>>>

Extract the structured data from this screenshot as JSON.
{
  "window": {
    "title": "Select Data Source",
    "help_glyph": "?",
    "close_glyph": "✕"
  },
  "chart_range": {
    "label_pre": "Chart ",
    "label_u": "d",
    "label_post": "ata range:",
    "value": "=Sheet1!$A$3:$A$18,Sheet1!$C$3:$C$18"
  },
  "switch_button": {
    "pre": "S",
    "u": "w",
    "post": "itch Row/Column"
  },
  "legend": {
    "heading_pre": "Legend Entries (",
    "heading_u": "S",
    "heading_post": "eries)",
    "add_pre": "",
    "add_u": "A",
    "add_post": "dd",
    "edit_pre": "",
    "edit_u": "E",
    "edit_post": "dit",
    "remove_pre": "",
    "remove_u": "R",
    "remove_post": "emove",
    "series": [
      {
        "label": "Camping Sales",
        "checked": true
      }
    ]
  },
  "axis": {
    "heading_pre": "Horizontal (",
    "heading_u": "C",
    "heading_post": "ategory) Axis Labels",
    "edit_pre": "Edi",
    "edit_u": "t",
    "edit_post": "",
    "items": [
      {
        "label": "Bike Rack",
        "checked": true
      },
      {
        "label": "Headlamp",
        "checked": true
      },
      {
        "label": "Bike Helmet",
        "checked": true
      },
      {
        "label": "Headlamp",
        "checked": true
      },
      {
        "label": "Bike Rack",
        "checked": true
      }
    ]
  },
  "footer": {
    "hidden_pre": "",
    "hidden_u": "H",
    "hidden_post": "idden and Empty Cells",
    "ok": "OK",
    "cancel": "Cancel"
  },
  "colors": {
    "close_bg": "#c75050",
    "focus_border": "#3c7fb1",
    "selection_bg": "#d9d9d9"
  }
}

<<<

PROBLEM TO SOLVE >> Copy each line of the data above exactly as it appears.

YOUR RESPONSE >>
Extract the structured data from this screenshot as JSON.
{
  "window": {
    "title": "Select Data Source",
    "help_glyph": "?",
    "close_glyph": "✕"
  },
  "chart_range": {
    "label_pre": "Chart ",
    "label_u": "d",
    "label_post": "ata range:",
    "value": "=Sheet1!$A$3:$A$18,Sheet1!$C$3:$C$18"
  },
  "switch_button": {
    "pre": "S",
    "u": "w",
    "post": "itch Row/Column"
  },
  "legend": {
    "heading_pre": "Legend Entries (",
    "heading_u": "S",
    "heading_post": "eries)",
    "add_pre": "",
    "add_u": "A",
    "add_post": "dd",
    "edit_pre": "",
    "edit_u": "E",
    "edit_post": "dit",
    "remove_pre": "",
    "remove_u": "R",
    "remove_post": "emove",
    "series": [
      {
        "label": "Camping Sales",
        "checked": true
      }
    ]
  },
  "axis": {
    "heading_pre": "Horizontal (",
    "heading_u": "C",
    "heading_post": "ategory) Axis Labels",
    "edit_pre": "Edi",
    "edit_u": "t",
    "edit_post": "",
    "items": [
      {
        "label": "Bike Rack",
        "checked": true
      },
      {
        "label": "Headlamp",
        "checked": true
      },
      {
        "label": "Bike Helmet",
        "checked": true
      },
      {
        "label": "Headlamp",
        "checked": true
      },
      {
        "label": "Bike Rack",
        "checked": true
      }
    ]
  },
  "footer": {
    "hidden_pre": "",
    "hidden_u": "H",
    "hidden_post": "idden and Empty Cells",
    "ok": "OK",
    "cancel": "Cancel"
  },
  "colors": {
    "close_bg": "#c75050",
    "focus_border": "#3c7fb1",
    "selection_bg": "#d9d9d9"
  }
}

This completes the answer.